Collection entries
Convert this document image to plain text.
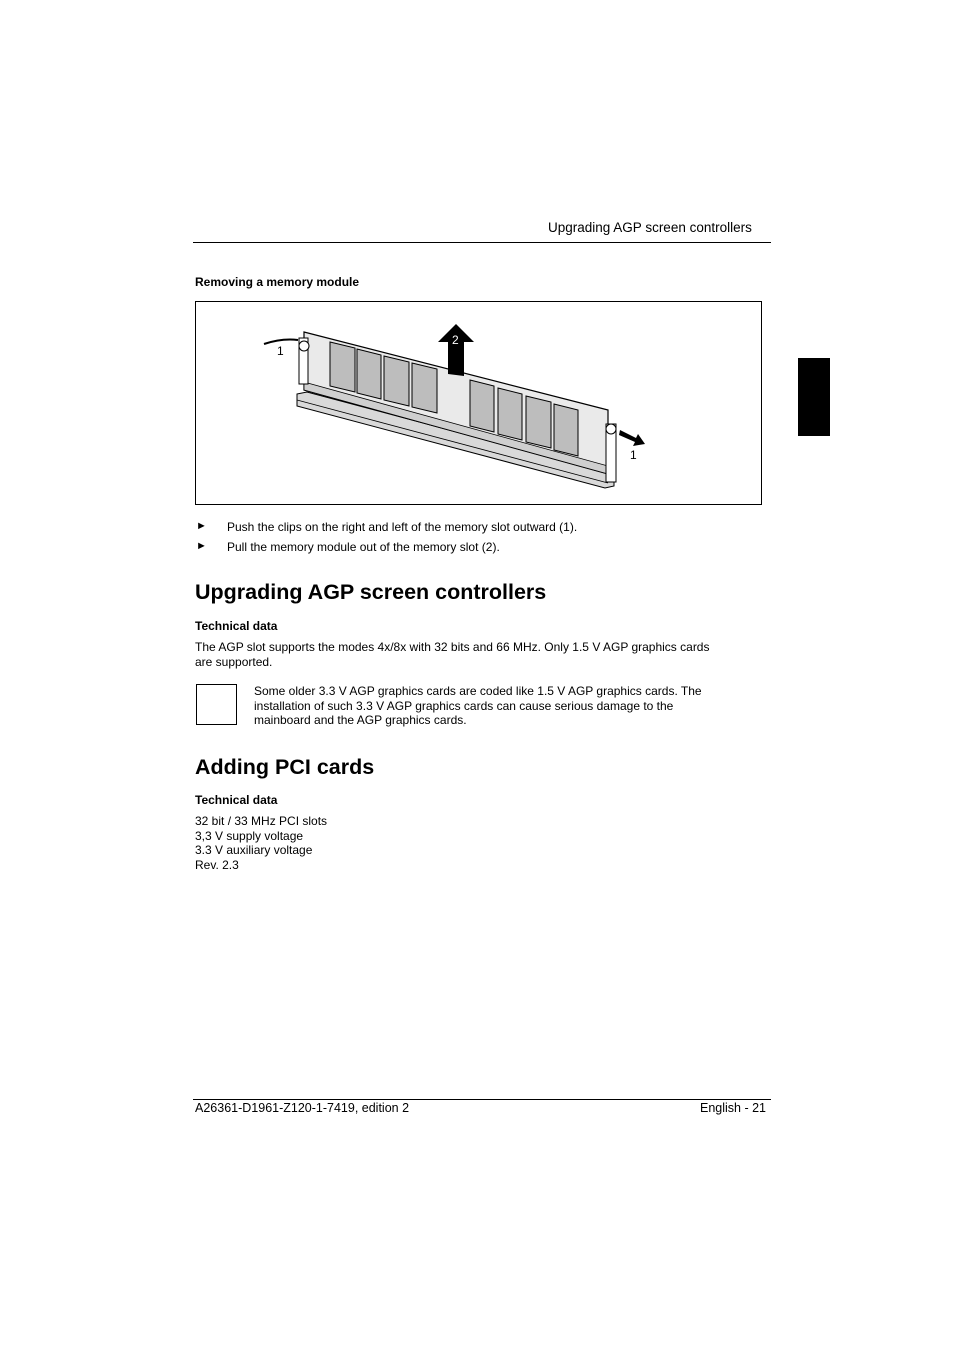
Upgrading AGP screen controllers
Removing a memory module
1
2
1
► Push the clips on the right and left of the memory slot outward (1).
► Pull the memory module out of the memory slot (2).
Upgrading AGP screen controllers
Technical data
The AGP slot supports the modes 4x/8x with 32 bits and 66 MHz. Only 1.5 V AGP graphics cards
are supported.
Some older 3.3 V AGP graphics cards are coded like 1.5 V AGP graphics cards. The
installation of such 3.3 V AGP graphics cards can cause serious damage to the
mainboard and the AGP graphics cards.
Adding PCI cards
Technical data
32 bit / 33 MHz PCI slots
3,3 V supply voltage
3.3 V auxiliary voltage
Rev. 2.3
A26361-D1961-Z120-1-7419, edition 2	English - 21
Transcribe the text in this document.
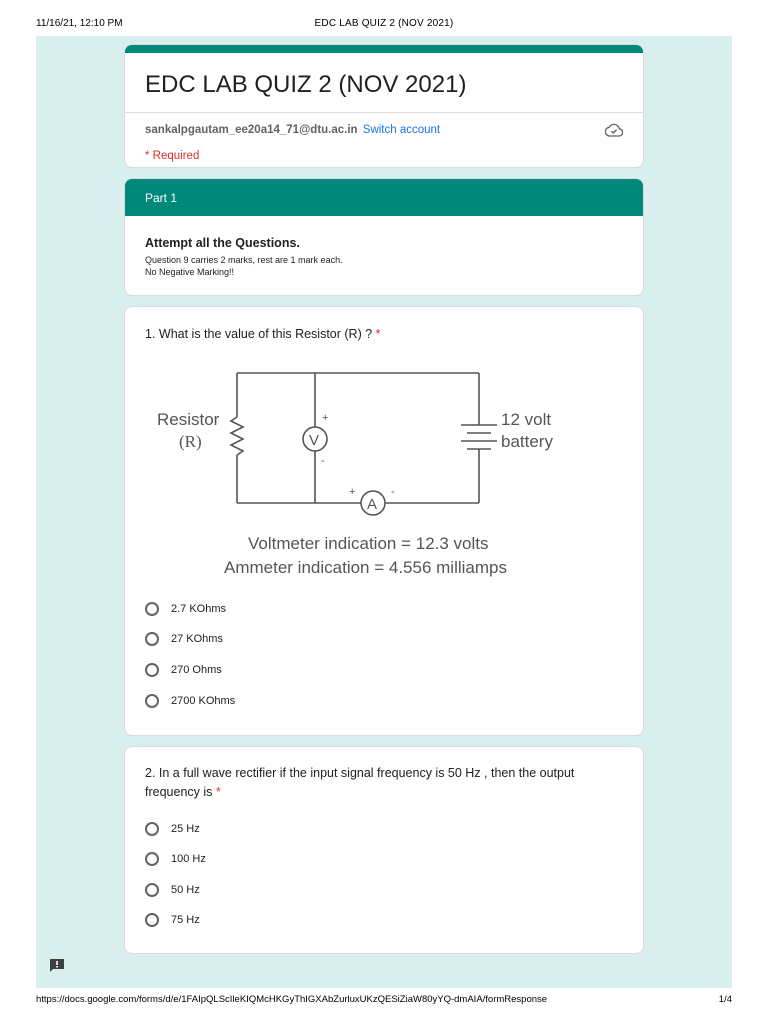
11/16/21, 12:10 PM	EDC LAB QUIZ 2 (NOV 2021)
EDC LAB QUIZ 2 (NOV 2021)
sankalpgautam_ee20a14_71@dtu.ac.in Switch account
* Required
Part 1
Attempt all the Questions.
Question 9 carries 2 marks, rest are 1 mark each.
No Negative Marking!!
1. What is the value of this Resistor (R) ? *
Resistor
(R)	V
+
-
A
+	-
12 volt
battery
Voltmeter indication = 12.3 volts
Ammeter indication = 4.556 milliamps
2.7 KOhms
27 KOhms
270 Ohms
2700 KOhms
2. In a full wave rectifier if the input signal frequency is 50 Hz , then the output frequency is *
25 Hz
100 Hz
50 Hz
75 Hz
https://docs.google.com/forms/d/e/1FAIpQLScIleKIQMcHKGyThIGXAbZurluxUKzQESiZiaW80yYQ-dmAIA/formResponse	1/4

→ **Directions for this task**
Skipping the pictures, transcribe each line above exactly as it appears.

→ **Correct result**
Convert this document image to plain text.
Upgrading AGP screen controllers
Removing a memory module
1
2
1
► Push the clips on the right and left of the memory slot outward (1).
► Pull the memory module out of the memory slot (2).
Upgrading AGP screen controllers
Technical data
The AGP slot supports the modes 4x/8x with 32 bits and 66 MHz. Only 1.5 V AGP graphics cards
are supported.
Some older 3.3 V AGP graphics cards are coded like 1.5 V AGP graphics cards. The
installation of such 3.3 V AGP graphics cards can cause serious damage to the
mainboard and the AGP graphics cards.
Adding PCI cards
Technical data
32 bit / 33 MHz PCI slots
3,3 V supply voltage
3.3 V auxiliary voltage
Rev. 2.3
A26361-D1961-Z120-1-7419, edition 2	English - 21
Transcribe the text in this document.
11/16/21, 12:10 PM	EDC LAB QUIZ 2 (NOV 2021)
EDC LAB QUIZ 2 (NOV 2021)
sankalpgautam_ee20a14_71@dtu.ac.in Switch account
* Required
Part 1
Attempt all the Questions.
Question 9 carries 2 marks, rest are 1 mark each.
No Negative Marking!!
1. What is the value of this Resistor (R) ? *
Resistor
(R)	V
+
-
A
+	-
12 volt
battery
Voltmeter indication = 12.3 volts
Ammeter indication = 4.556 milliamps
2.7 KOhms
27 KOhms
270 Ohms
2700 KOhms
2. In a full wave rectifier if the input signal frequency is 50 Hz , then the output frequency is *
25 Hz
100 Hz
50 Hz
75 Hz
https://docs.google.com/forms/d/e/1FAIpQLScIleKIQMcHKGyThIGXAbZurluxUKzQESiZiaW80yYQ-dmAIA/formResponse	1/4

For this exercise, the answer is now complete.